** Given exercise **
Every record should be written out exactly, please.

Dataset entries
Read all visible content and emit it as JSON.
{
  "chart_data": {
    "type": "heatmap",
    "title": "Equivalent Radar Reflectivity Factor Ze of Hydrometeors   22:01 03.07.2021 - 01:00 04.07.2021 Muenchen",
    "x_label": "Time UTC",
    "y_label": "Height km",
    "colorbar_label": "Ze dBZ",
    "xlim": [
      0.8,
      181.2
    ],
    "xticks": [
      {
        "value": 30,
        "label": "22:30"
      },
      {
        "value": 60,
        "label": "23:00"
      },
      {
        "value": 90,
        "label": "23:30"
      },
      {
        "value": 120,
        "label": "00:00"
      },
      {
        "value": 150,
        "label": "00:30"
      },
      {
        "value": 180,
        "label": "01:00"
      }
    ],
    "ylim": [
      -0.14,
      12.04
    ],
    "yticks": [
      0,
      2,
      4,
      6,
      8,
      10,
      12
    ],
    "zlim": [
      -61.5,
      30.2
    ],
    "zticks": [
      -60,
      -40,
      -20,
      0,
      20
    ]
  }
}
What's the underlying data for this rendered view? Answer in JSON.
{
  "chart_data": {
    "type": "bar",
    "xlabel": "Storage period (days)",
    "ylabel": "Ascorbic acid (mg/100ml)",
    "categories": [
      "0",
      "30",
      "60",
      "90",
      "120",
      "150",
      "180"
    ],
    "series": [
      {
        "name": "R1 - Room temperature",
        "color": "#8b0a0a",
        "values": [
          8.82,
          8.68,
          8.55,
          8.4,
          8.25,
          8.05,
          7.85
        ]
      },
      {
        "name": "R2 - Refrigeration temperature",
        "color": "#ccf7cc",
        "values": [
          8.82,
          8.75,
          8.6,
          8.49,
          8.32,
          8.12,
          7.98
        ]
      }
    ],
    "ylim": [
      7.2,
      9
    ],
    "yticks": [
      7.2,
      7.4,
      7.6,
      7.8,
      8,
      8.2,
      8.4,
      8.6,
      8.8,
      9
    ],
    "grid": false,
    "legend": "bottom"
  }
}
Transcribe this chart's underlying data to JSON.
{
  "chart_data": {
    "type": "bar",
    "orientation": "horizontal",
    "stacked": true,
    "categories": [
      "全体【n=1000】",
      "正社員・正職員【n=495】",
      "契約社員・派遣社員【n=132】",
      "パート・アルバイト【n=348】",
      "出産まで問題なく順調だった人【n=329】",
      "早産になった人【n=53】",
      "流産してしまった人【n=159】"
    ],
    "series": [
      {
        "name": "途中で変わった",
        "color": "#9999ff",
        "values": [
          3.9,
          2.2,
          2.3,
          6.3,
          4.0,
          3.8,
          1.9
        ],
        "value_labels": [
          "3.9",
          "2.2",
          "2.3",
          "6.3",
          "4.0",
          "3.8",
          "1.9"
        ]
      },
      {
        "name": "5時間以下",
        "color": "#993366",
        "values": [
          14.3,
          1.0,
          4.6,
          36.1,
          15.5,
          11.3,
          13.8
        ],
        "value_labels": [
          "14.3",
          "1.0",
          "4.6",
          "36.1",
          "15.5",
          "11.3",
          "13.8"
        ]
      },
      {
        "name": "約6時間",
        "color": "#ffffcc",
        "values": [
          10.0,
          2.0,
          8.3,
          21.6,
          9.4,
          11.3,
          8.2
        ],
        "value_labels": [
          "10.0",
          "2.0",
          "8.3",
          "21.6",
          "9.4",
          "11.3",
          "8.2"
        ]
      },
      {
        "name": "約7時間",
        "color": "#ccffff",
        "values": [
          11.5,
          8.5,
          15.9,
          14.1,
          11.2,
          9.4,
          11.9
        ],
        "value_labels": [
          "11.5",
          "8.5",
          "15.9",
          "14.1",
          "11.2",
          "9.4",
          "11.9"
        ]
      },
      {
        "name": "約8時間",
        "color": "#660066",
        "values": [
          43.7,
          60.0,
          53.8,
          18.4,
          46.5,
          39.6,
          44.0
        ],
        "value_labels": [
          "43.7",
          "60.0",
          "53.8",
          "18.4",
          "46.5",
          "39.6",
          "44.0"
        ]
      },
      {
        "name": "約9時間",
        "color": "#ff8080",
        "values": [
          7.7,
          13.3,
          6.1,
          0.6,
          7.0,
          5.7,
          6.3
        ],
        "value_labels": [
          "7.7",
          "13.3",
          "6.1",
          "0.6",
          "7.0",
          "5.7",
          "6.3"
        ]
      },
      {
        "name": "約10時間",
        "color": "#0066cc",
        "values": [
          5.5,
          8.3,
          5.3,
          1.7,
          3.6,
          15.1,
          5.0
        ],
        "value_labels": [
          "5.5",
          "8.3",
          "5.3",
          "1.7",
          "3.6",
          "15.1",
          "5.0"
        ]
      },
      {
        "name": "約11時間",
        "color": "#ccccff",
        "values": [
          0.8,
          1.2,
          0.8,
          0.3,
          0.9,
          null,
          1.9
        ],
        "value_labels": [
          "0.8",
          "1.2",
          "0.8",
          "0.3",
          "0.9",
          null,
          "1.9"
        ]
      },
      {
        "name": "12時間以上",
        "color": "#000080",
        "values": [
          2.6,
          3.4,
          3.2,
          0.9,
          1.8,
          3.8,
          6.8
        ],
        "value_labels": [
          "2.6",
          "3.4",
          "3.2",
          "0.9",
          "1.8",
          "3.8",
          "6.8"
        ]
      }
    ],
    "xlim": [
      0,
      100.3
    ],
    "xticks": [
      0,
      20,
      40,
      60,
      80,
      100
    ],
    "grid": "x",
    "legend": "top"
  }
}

** Answer in full **
Read all visible content and emit it as JSON.
{
  "chart_data": {
    "type": "heatmap",
    "title": "Equivalent Radar Reflectivity Factor Ze of Hydrometeors   22:01 03.07.2021 - 01:00 04.07.2021 Muenchen",
    "x_label": "Time UTC",
    "y_label": "Height km",
    "colorbar_label": "Ze dBZ",
    "xlim": [
      0.8,
      181.2
    ],
    "xticks": [
      {
        "value": 30,
        "label": "22:30"
      },
      {
        "value": 60,
        "label": "23:00"
      },
      {
        "value": 90,
        "label": "23:30"
      },
      {
        "value": 120,
        "label": "00:00"
      },
      {
        "value": 150,
        "label": "00:30"
      },
      {
        "value": 180,
        "label": "01:00"
      }
    ],
    "ylim": [
      -0.14,
      12.04
    ],
    "yticks": [
      0,
      2,
      4,
      6,
      8,
      10,
      12
    ],
    "zlim": [
      -61.5,
      30.2
    ],
    "zticks": [
      -60,
      -40,
      -20,
      0,
      20
    ]
  }
}
What's the underlying data for this rendered view? Answer in JSON.
{
  "chart_data": {
    "type": "bar",
    "xlabel": "Storage period (days)",
    "ylabel": "Ascorbic acid (mg/100ml)",
    "categories": [
      "0",
      "30",
      "60",
      "90",
      "120",
      "150",
      "180"
    ],
    "series": [
      {
        "name": "R1 - Room temperature",
        "color": "#8b0a0a",
        "values": [
          8.82,
          8.68,
          8.55,
          8.4,
          8.25,
          8.05,
          7.85
        ]
      },
      {
        "name": "R2 - Refrigeration temperature",
        "color": "#ccf7cc",
        "values": [
          8.82,
          8.75,
          8.6,
          8.49,
          8.32,
          8.12,
          7.98
        ]
      }
    ],
    "ylim": [
      7.2,
      9
    ],
    "yticks": [
      7.2,
      7.4,
      7.6,
      7.8,
      8,
      8.2,
      8.4,
      8.6,
      8.8,
      9
    ],
    "grid": false,
    "legend": "bottom"
  }
}
Transcribe this chart's underlying data to JSON.
{
  "chart_data": {
    "type": "bar",
    "orientation": "horizontal",
    "stacked": true,
    "categories": [
      "全体【n=1000】",
      "正社員・正職員【n=495】",
      "契約社員・派遣社員【n=132】",
      "パート・アルバイト【n=348】",
      "出産まで問題なく順調だった人【n=329】",
      "早産になった人【n=53】",
      "流産してしまった人【n=159】"
    ],
    "series": [
      {
        "name": "途中で変わった",
        "color": "#9999ff",
        "values": [
          3.9,
          2.2,
          2.3,
          6.3,
          4.0,
          3.8,
          1.9
        ],
        "value_labels": [
          "3.9",
          "2.2",
          "2.3",
          "6.3",
          "4.0",
          "3.8",
          "1.9"
        ]
      },
      {
        "name": "5時間以下",
        "color": "#993366",
        "values": [
          14.3,
          1.0,
          4.6,
          36.1,
          15.5,
          11.3,
          13.8
        ],
        "value_labels": [
          "14.3",
          "1.0",
          "4.6",
          "36.1",
          "15.5",
          "11.3",
          "13.8"
        ]
      },
      {
        "name": "約6時間",
        "color": "#ffffcc",
        "values": [
          10.0,
          2.0,
          8.3,
          21.6,
          9.4,
          11.3,
          8.2
        ],
        "value_labels": [
          "10.0",
          "2.0",
          "8.3",
          "21.6",
          "9.4",
          "11.3",
          "8.2"
        ]
      },
      {
        "name": "約7時間",
        "color": "#ccffff",
        "values": [
          11.5,
          8.5,
          15.9,
          14.1,
          11.2,
          9.4,
          11.9
        ],
        "value_labels": [
          "11.5",
          "8.5",
          "15.9",
          "14.1",
          "11.2",
          "9.4",
          "11.9"
        ]
      },
      {
        "name": "約8時間",
        "color": "#660066",
        "values": [
          43.7,
          60.0,
          53.8,
          18.4,
          46.5,
          39.6,
          44.0
        ],
        "value_labels": [
          "43.7",
          "60.0",
          "53.8",
          "18.4",
          "46.5",
          "39.6",
          "44.0"
        ]
      },
      {
        "name": "約9時間",
        "color": "#ff8080",
        "values": [
          7.7,
          13.3,
          6.1,
          0.6,
          7.0,
          5.7,
          6.3
        ],
        "value_labels": [
          "7.7",
          "13.3",
          "6.1",
          "0.6",
          "7.0",
          "5.7",
          "6.3"
        ]
      },
      {
        "name": "約10時間",
        "color": "#0066cc",
        "values": [
          5.5,
          8.3,
          5.3,
          1.7,
          3.6,
          15.1,
          5.0
        ],
        "value_labels": [
          "5.5",
          "8.3",
          "5.3",
          "1.7",
          "3.6",
          "15.1",
          "5.0"
        ]
      },
      {
        "name": "約11時間",
        "color": "#ccccff",
        "values": [
          0.8,
          1.2,
          0.8,
          0.3,
          0.9,
          null,
          1.9
        ],
        "value_labels": [
          "0.8",
          "1.2",
          "0.8",
          "0.3",
          "0.9",
          null,
          "1.9"
        ]
      },
      {
        "name": "12時間以上",
        "color": "#000080",
        "values": [
          2.6,
          3.4,
          3.2,
          0.9,
          1.8,
          3.8,
          6.8
        ],
        "value_labels": [
          "2.6",
          "3.4",
          "3.2",
          "0.9",
          "1.8",
          "3.8",
          "6.8"
        ]
      }
    ],
    "xlim": [
      0,
      100.3
    ],
    "xticks": [
      0,
      20,
      40,
      60,
      80,
      100
    ],
    "grid": "x",
    "legend": "top"
  }
}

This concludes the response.